▶ Stated problem
Wherever the word "this" shows up in a line, please copy that line.

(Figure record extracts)
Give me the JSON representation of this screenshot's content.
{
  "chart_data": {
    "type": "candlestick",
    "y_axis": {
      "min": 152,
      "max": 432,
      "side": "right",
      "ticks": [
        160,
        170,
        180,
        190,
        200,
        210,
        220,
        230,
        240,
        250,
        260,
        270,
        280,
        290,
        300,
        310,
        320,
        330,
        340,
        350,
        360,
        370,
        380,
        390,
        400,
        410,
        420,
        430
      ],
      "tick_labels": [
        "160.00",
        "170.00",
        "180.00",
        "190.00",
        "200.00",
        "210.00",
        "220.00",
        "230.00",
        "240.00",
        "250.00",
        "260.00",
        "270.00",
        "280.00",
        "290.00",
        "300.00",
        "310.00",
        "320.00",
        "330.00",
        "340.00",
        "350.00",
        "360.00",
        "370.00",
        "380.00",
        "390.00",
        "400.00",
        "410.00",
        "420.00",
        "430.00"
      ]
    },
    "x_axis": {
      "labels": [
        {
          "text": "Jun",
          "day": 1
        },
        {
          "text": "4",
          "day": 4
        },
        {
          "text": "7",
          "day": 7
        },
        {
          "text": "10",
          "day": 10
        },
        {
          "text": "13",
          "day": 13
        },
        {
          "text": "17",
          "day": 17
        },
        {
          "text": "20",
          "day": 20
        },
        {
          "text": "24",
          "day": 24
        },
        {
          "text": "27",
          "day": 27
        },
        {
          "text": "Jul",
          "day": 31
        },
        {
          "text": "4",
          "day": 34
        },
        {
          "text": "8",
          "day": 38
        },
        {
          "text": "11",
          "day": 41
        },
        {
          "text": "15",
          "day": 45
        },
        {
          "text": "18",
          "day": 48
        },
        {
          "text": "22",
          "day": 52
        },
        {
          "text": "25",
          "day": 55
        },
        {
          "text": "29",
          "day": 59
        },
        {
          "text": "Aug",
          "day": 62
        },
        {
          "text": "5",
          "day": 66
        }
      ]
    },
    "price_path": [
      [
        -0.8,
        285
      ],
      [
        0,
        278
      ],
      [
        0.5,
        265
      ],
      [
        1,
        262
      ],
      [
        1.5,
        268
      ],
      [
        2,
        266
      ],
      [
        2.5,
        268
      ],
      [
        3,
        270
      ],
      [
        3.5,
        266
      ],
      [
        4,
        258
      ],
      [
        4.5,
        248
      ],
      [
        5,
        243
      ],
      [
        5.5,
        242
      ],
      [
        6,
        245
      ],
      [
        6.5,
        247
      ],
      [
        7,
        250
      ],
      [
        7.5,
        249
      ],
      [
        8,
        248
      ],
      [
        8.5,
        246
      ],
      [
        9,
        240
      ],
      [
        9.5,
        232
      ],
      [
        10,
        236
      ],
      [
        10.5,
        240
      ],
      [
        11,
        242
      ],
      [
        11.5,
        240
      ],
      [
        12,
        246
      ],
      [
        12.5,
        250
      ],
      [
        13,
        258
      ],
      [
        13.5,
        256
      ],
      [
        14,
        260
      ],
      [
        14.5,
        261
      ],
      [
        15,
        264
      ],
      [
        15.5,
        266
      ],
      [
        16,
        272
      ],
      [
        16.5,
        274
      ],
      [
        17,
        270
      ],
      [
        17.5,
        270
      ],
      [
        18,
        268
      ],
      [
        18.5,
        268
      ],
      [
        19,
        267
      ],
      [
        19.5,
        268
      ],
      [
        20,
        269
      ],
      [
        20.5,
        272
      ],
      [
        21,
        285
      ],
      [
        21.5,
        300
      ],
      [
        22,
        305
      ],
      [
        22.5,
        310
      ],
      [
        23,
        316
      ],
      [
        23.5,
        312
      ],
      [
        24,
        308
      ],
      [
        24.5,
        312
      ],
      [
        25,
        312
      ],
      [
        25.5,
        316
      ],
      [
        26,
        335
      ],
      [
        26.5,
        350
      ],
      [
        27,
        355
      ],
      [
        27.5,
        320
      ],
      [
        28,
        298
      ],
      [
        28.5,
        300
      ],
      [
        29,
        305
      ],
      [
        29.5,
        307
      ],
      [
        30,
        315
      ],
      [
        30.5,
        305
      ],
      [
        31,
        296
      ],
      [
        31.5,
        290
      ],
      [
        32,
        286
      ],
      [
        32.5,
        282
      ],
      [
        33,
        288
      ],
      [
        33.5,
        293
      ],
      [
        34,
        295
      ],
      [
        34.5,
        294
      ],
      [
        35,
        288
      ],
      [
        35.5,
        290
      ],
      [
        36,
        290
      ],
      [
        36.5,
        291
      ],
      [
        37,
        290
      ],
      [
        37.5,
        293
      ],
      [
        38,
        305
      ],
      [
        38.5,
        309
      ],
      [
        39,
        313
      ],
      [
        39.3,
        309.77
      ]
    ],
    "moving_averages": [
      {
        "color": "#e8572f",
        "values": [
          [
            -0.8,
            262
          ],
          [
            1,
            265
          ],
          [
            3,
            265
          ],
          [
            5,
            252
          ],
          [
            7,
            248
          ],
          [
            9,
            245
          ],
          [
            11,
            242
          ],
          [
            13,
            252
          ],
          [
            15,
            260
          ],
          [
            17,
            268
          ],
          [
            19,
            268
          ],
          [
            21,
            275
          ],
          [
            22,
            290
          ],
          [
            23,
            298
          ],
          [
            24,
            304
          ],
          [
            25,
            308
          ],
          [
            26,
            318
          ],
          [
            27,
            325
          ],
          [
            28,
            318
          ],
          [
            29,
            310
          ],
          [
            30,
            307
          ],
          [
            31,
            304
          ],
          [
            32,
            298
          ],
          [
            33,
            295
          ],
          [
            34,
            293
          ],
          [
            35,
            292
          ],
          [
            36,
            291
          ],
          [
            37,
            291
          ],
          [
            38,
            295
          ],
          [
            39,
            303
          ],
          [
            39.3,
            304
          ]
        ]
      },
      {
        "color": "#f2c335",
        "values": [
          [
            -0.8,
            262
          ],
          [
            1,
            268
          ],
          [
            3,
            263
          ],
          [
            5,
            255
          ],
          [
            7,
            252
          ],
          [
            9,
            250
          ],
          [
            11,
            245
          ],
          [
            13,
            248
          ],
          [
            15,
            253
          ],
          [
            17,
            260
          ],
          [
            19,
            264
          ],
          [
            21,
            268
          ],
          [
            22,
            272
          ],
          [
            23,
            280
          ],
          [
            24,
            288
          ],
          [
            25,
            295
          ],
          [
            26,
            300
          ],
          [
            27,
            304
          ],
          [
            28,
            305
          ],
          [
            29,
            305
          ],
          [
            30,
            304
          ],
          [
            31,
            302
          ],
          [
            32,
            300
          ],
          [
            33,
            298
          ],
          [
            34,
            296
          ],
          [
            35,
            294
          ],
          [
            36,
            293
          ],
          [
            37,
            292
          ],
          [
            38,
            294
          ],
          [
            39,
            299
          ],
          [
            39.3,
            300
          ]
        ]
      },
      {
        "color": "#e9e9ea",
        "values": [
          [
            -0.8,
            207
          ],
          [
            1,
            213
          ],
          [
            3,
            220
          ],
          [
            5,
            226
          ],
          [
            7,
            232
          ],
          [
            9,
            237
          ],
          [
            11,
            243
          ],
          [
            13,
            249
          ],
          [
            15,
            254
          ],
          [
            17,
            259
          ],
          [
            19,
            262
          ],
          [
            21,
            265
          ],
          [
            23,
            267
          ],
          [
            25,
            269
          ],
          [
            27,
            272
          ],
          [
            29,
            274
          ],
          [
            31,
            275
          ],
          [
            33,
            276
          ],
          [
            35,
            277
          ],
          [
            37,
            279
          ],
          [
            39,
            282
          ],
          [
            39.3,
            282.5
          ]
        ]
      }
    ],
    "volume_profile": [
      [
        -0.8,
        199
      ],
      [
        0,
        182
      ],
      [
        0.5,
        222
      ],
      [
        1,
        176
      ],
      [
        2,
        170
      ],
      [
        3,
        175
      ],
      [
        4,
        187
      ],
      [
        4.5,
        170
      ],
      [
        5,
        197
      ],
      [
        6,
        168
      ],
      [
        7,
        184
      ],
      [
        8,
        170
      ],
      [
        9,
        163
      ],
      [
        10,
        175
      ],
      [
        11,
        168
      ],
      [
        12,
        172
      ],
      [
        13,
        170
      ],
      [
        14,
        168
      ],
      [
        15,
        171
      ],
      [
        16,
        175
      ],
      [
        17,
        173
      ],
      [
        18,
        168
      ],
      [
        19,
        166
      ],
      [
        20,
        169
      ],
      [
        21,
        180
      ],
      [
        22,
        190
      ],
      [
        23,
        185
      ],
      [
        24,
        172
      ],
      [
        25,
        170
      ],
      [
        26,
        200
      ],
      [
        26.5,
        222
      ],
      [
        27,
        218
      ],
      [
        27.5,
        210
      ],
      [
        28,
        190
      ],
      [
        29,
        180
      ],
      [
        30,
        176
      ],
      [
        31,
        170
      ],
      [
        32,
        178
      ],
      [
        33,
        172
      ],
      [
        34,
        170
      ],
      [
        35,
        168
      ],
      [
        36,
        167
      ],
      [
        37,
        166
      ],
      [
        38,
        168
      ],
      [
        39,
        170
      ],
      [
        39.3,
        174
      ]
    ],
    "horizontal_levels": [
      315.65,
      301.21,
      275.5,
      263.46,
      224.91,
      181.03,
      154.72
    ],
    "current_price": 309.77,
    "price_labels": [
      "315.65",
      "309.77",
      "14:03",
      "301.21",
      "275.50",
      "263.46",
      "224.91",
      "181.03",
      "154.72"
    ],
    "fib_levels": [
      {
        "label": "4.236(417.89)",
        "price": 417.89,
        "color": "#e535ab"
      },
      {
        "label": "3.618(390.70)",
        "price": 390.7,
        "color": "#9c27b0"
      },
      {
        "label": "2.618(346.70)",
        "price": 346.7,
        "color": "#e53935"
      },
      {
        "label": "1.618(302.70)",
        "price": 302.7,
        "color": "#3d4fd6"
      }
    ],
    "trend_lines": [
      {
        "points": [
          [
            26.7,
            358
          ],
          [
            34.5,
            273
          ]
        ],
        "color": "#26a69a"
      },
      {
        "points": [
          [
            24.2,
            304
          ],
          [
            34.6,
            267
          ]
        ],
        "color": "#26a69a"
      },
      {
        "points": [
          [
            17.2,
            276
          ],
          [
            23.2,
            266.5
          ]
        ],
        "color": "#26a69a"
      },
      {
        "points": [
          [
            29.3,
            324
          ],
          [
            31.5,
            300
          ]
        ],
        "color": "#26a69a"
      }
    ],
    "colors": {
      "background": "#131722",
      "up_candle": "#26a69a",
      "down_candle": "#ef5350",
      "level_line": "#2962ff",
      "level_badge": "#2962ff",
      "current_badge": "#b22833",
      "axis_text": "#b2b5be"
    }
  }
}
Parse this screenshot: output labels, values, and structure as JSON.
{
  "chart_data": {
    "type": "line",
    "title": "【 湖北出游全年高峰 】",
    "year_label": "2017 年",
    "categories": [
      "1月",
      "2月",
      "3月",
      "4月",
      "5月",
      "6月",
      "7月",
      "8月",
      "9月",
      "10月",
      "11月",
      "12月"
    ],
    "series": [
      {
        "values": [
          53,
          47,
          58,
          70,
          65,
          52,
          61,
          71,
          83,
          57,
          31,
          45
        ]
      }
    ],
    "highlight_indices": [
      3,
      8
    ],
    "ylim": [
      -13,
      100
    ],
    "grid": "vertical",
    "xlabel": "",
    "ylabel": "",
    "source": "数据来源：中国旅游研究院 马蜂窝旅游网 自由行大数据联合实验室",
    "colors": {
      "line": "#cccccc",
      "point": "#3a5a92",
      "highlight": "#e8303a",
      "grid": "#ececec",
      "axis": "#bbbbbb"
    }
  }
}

▶ Expected answer
Give me the JSON representation of this screenshot's content.
Parse this screenshot: output labels, values, and structure as JSON.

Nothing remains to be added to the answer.